▸ Task
Your answer should be a single number: the count of lines that include "参与年终考核的员工".

▸ Data extract
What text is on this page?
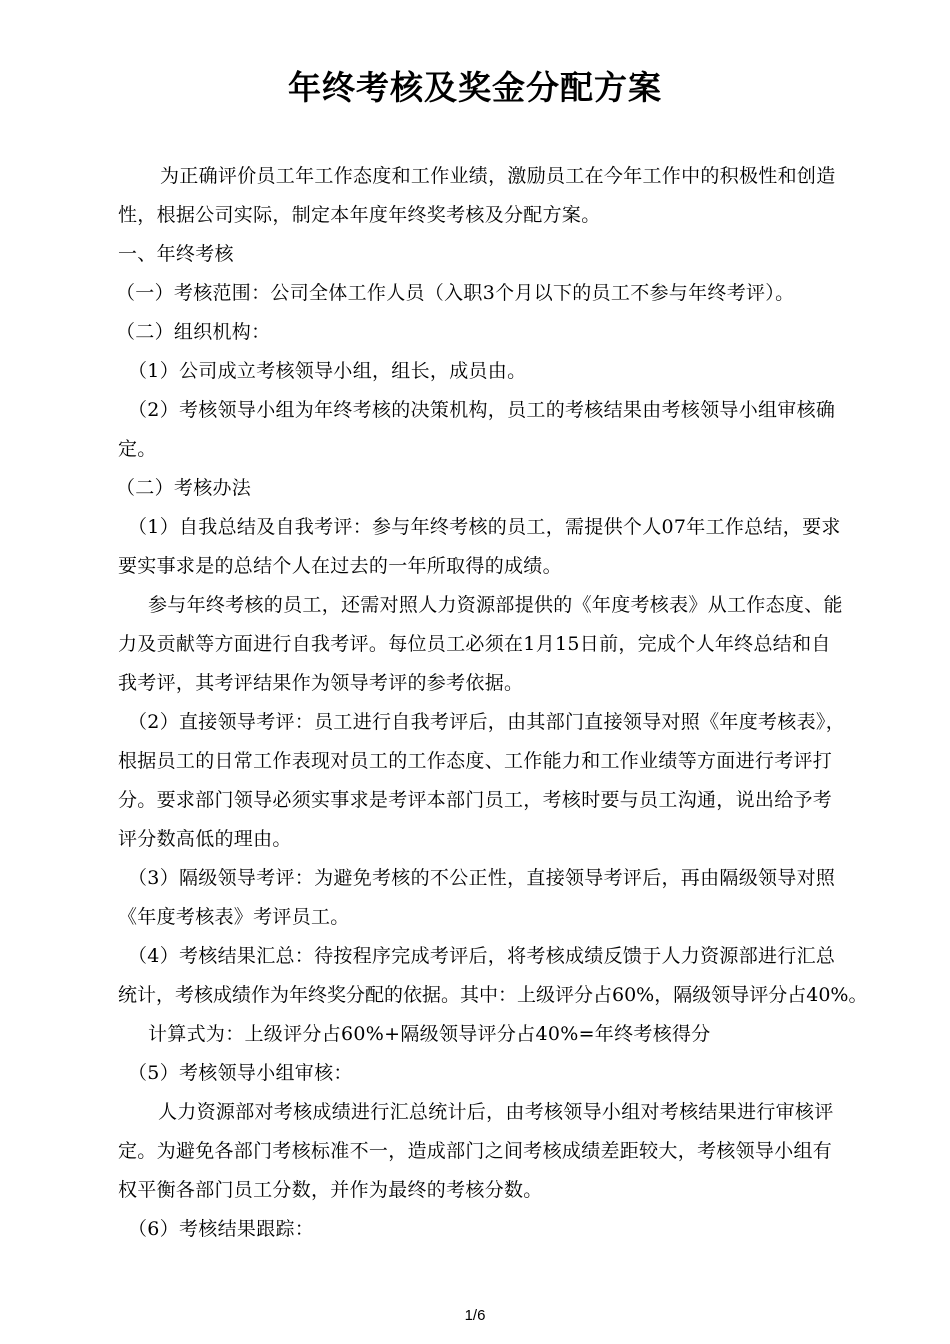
年终考核及奖金分配方案
为正确评价员工年工作态度和工作业绩，激励员工在今年工作中的积极性和创造
性，根据公司实际，制定本年度年终奖考核及分配方案。
一、年终考核
（一）考核范围：公司全体工作人员（入职3个月以下的员工不参与年终考评）。
（二）组织机构：
（1）公司成立考核领导小组，组长，成员由。
（2）考核领导小组为年终考核的决策机构，员工的考核结果由考核领导小组审核确
定。
（二）考核办法
（1）自我总结及自我考评：参与年终考核的员工，需提供个人07年工作总结，要求
要实事求是的总结个人在过去的一年所取得的成绩。
参与年终考核的员工，还需对照人力资源部提供的《年度考核表》从工作态度、能
力及贡献等方面进行自我考评。每位员工必须在1月15日前，完成个人年终总结和自
我考评，其考评结果作为领导考评的参考依据。
（2）直接领导考评：员工进行自我考评后，由其部门直接领导对照《年度考核表》，
根据员工的日常工作表现对员工的工作态度、工作能力和工作业绩等方面进行考评打
分。要求部门领导必须实事求是考评本部门员工，考核时要与员工沟通，说出给予考
评分数高低的理由。
（3）隔级领导考评：为避免考核的不公正性，直接领导考评后，再由隔级领导对照
《年度考核表》考评员工。
（4）考核结果汇总：待按程序完成考评后，将考核成绩反馈于人力资源部进行汇总
统计，考核成绩作为年终奖分配的依据。其中：上级评分占60%，隔级领导评分占40%。
计算式为：上级评分占60%+隔级领导评分占40%=年终考核得分
（5）考核领导小组审核：
人力资源部对考核成绩进行汇总统计后，由考核领导小组对考核结果进行审核评
定。为避免各部门考核标准不一，造成部门之间考核成绩差距较大，考核领导小组有
权平衡各部门员工分数，并作为最终的考核分数。
（6）考核结果跟踪：
1/6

▸ Answer in full
2